WORK REQUIRED
Will you extract the entries word for word? Images should not appear in the copy.

INPUT FOR THIS TASK

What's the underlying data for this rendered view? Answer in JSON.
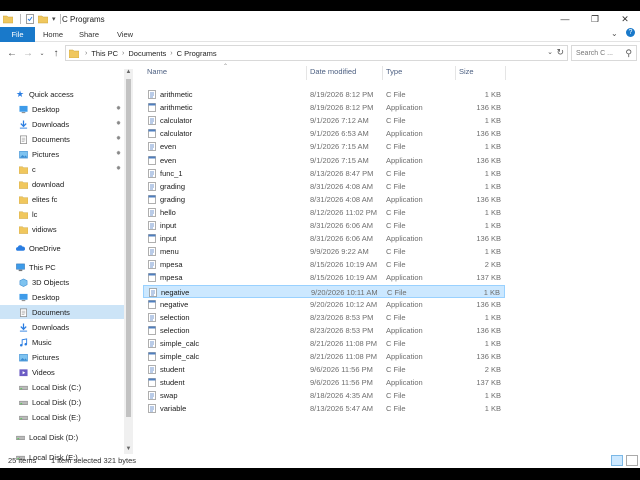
{
  "window": {
    "title": "C Programs"
  },
  "ribbon": {
    "tabs": [
      "File",
      "Home",
      "Share",
      "View"
    ]
  },
  "address": {
    "crumbs": [
      "This PC",
      "Documents",
      "C Programs"
    ],
    "search_placeholder": "Search C ..."
  },
  "sidebar": {
    "quick_access": "Quick access",
    "items": [
      {
        "label": "Desktop",
        "icon": "desktop-icon",
        "pinned": true
      },
      {
        "label": "Downloads",
        "icon": "downloads-icon",
        "pinned": true
      },
      {
        "label": "Documents",
        "icon": "documents-icon",
        "pinned": true
      },
      {
        "label": "Pictures",
        "icon": "pictures-icon",
        "pinned": true
      },
      {
        "label": "c",
        "icon": "folder-icon",
        "pinned": true
      },
      {
        "label": "download",
        "icon": "folder-icon",
        "pinned": false
      },
      {
        "label": "elites fc",
        "icon": "folder-icon",
        "pinned": false
      },
      {
        "label": "lc",
        "icon": "folder-icon",
        "pinned": false
      },
      {
        "label": "vidiows",
        "icon": "folder-icon",
        "pinned": false
      }
    ],
    "onedrive": "OneDrive",
    "this_pc": "This PC",
    "pc_items": [
      {
        "label": "3D Objects",
        "icon": "cube-icon"
      },
      {
        "label": "Desktop",
        "icon": "desktop-icon"
      },
      {
        "label": "Documents",
        "icon": "documents-icon",
        "selected": true
      },
      {
        "label": "Downloads",
        "icon": "downloads-icon"
      },
      {
        "label": "Music",
        "icon": "music-icon"
      },
      {
        "label": "Pictures",
        "icon": "pictures-icon"
      },
      {
        "label": "Videos",
        "icon": "videos-icon"
      },
      {
        "label": "Local Disk (C:)",
        "icon": "drive-icon"
      },
      {
        "label": "Local Disk (D:)",
        "icon": "drive-icon"
      },
      {
        "label": "Local Disk (E:)",
        "icon": "drive-icon"
      }
    ],
    "extra_drives": [
      {
        "label": "Local Disk (D:)",
        "icon": "drive-icon"
      },
      {
        "label": "Local Disk (E:)",
        "icon": "drive-icon"
      }
    ]
  },
  "columns": {
    "name": "Name",
    "date": "Date modified",
    "type": "Type",
    "size": "Size"
  },
  "files": [
    {
      "name": "arithmetic",
      "date": "8/19/2026 8:12 PM",
      "type": "C File",
      "size": "1 KB"
    },
    {
      "name": "arithmetic",
      "date": "8/19/2026 8:12 PM",
      "type": "Application",
      "size": "136 KB"
    },
    {
      "name": "calculator",
      "date": "9/1/2026 7:12 AM",
      "type": "C File",
      "size": "1 KB"
    },
    {
      "name": "calculator",
      "date": "9/1/2026 6:53 AM",
      "type": "Application",
      "size": "136 KB"
    },
    {
      "name": "even",
      "date": "9/1/2026 7:15 AM",
      "type": "C File",
      "size": "1 KB"
    },
    {
      "name": "even",
      "date": "9/1/2026 7:15 AM",
      "type": "Application",
      "size": "136 KB"
    },
    {
      "name": "func_1",
      "date": "8/13/2026 8:47 PM",
      "type": "C File",
      "size": "1 KB"
    },
    {
      "name": "grading",
      "date": "8/31/2026 4:08 AM",
      "type": "C File",
      "size": "1 KB"
    },
    {
      "name": "grading",
      "date": "8/31/2026 4:08 AM",
      "type": "Application",
      "size": "136 KB"
    },
    {
      "name": "hello",
      "date": "8/12/2026 11:02 PM",
      "type": "C File",
      "size": "1 KB"
    },
    {
      "name": "input",
      "date": "8/31/2026 6:06 AM",
      "type": "C File",
      "size": "1 KB"
    },
    {
      "name": "input",
      "date": "8/31/2026 6:06 AM",
      "type": "Application",
      "size": "136 KB"
    },
    {
      "name": "menu",
      "date": "9/9/2026 9:22 AM",
      "type": "C File",
      "size": "1 KB"
    },
    {
      "name": "mpesa",
      "date": "8/15/2026 10:19 AM",
      "type": "C File",
      "size": "2 KB"
    },
    {
      "name": "mpesa",
      "date": "8/15/2026 10:19 AM",
      "type": "Application",
      "size": "137 KB"
    },
    {
      "name": "negative",
      "date": "9/20/2026 10:11 AM",
      "type": "C File",
      "size": "1 KB",
      "selected": true
    },
    {
      "name": "negative",
      "date": "9/20/2026 10:12 AM",
      "type": "Application",
      "size": "136 KB"
    },
    {
      "name": "selection",
      "date": "8/23/2026 8:53 PM",
      "type": "C File",
      "size": "1 KB"
    },
    {
      "name": "selection",
      "date": "8/23/2026 8:53 PM",
      "type": "Application",
      "size": "136 KB"
    },
    {
      "name": "simple_calc",
      "date": "8/21/2026 11:08 PM",
      "type": "C File",
      "size": "1 KB"
    },
    {
      "name": "simple_calc",
      "date": "8/21/2026 11:08 PM",
      "type": "Application",
      "size": "136 KB"
    },
    {
      "name": "student",
      "date": "9/6/2026 11:56 PM",
      "type": "C File",
      "size": "2 KB"
    },
    {
      "name": "student",
      "date": "9/6/2026 11:56 PM",
      "type": "Application",
      "size": "137 KB"
    },
    {
      "name": "swap",
      "date": "8/18/2026 4:35 AM",
      "type": "C File",
      "size": "1 KB"
    },
    {
      "name": "variable",
      "date": "8/13/2026 5:47 AM",
      "type": "C File",
      "size": "1 KB"
    }
  ],
  "status": {
    "count": "25 items",
    "selection": "1 item selected  321 bytes"
  },
  "colors": {
    "accent": "#1979ca",
    "selection": "#cce8ff",
    "folder": "#f0c75e"
  }
}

COMPLETED EXERCISE
What's the underlying data for this rendered view? Answer in JSON.
{
  "window": {
    "title": "C Programs"
  },
  "ribbon": {
    "tabs": [
      "File",
      "Home",
      "Share",
      "View"
    ]
  },
  "address": {
    "crumbs": [
      "This PC",
      "Documents",
      "C Programs"
    ],
    "search_placeholder": "Search C ..."
  },
  "sidebar": {
    "quick_access": "Quick access",
    "items": [
      {
        "label": "Desktop",
        "icon": "desktop-icon",
        "pinned": true
      },
      {
        "label": "Downloads",
        "icon": "downloads-icon",
        "pinned": true
      },
      {
        "label": "Documents",
        "icon": "documents-icon",
        "pinned": true
      },
      {
        "label": "Pictures",
        "icon": "pictures-icon",
        "pinned": true
      },
      {
        "label": "c",
        "icon": "folder-icon",
        "pinned": true
      },
      {
        "label": "download",
        "icon": "folder-icon",
        "pinned": false
      },
      {
        "label": "elites fc",
        "icon": "folder-icon",
        "pinned": false
      },
      {
        "label": "lc",
        "icon": "folder-icon",
        "pinned": false
      },
      {
        "label": "vidiows",
        "icon": "folder-icon",
        "pinned": false
      }
    ],
    "onedrive": "OneDrive",
    "this_pc": "This PC",
    "pc_items": [
      {
        "label": "3D Objects",
        "icon": "cube-icon"
      },
      {
        "label": "Desktop",
        "icon": "desktop-icon"
      },
      {
        "label": "Documents",
        "icon": "documents-icon",
        "selected": true
      },
      {
        "label": "Downloads",
        "icon": "downloads-icon"
      },
      {
        "label": "Music",
        "icon": "music-icon"
      },
      {
        "label": "Pictures",
        "icon": "pictures-icon"
      },
      {
        "label": "Videos",
        "icon": "videos-icon"
      },
      {
        "label": "Local Disk (C:)",
        "icon": "drive-icon"
      },
      {
        "label": "Local Disk (D:)",
        "icon": "drive-icon"
      },
      {
        "label": "Local Disk (E:)",
        "icon": "drive-icon"
      }
    ],
    "extra_drives": [
      {
        "label": "Local Disk (D:)",
        "icon": "drive-icon"
      },
      {
        "label": "Local Disk (E:)",
        "icon": "drive-icon"
      }
    ]
  },
  "columns": {
    "name": "Name",
    "date": "Date modified",
    "type": "Type",
    "size": "Size"
  },
  "files": [
    {
      "name": "arithmetic",
      "date": "8/19/2026 8:12 PM",
      "type": "C File",
      "size": "1 KB"
    },
    {
      "name": "arithmetic",
      "date": "8/19/2026 8:12 PM",
      "type": "Application",
      "size": "136 KB"
    },
    {
      "name": "calculator",
      "date": "9/1/2026 7:12 AM",
      "type": "C File",
      "size": "1 KB"
    },
    {
      "name": "calculator",
      "date": "9/1/2026 6:53 AM",
      "type": "Application",
      "size": "136 KB"
    },
    {
      "name": "even",
      "date": "9/1/2026 7:15 AM",
      "type": "C File",
      "size": "1 KB"
    },
    {
      "name": "even",
      "date": "9/1/2026 7:15 AM",
      "type": "Application",
      "size": "136 KB"
    },
    {
      "name": "func_1",
      "date": "8/13/2026 8:47 PM",
      "type": "C File",
      "size": "1 KB"
    },
    {
      "name": "grading",
      "date": "8/31/2026 4:08 AM",
      "type": "C File",
      "size": "1 KB"
    },
    {
      "name": "grading",
      "date": "8/31/2026 4:08 AM",
      "type": "Application",
      "size": "136 KB"
    },
    {
      "name": "hello",
      "date": "8/12/2026 11:02 PM",
      "type": "C File",
      "size": "1 KB"
    },
    {
      "name": "input",
      "date": "8/31/2026 6:06 AM",
      "type": "C File",
      "size": "1 KB"
    },
    {
      "name": "input",
      "date": "8/31/2026 6:06 AM",
      "type": "Application",
      "size": "136 KB"
    },
    {
      "name": "menu",
      "date": "9/9/2026 9:22 AM",
      "type": "C File",
      "size": "1 KB"
    },
    {
      "name": "mpesa",
      "date": "8/15/2026 10:19 AM",
      "type": "C File",
      "size": "2 KB"
    },
    {
      "name": "mpesa",
      "date": "8/15/2026 10:19 AM",
      "type": "Application",
      "size": "137 KB"
    },
    {
      "name": "negative",
      "date": "9/20/2026 10:11 AM",
      "type": "C File",
      "size": "1 KB",
      "selected": true
    },
    {
      "name": "negative",
      "date": "9/20/2026 10:12 AM",
      "type": "Application",
      "size": "136 KB"
    },
    {
      "name": "selection",
      "date": "8/23/2026 8:53 PM",
      "type": "C File",
      "size": "1 KB"
    },
    {
      "name": "selection",
      "date": "8/23/2026 8:53 PM",
      "type": "Application",
      "size": "136 KB"
    },
    {
      "name": "simple_calc",
      "date": "8/21/2026 11:08 PM",
      "type": "C File",
      "size": "1 KB"
    },
    {
      "name": "simple_calc",
      "date": "8/21/2026 11:08 PM",
      "type": "Application",
      "size": "136 KB"
    },
    {
      "name": "student",
      "date": "9/6/2026 11:56 PM",
      "type": "C File",
      "size": "2 KB"
    },
    {
      "name": "student",
      "date": "9/6/2026 11:56 PM",
      "type": "Application",
      "size": "137 KB"
    },
    {
      "name": "swap",
      "date": "8/18/2026 4:35 AM",
      "type": "C File",
      "size": "1 KB"
    },
    {
      "name": "variable",
      "date": "8/13/2026 5:47 AM",
      "type": "C File",
      "size": "1 KB"
    }
  ],
  "status": {
    "count": "25 items",
    "selection": "1 item selected  321 bytes"
  },
  "colors": {
    "accent": "#1979ca",
    "selection": "#cce8ff",
    "folder": "#f0c75e"
  }
}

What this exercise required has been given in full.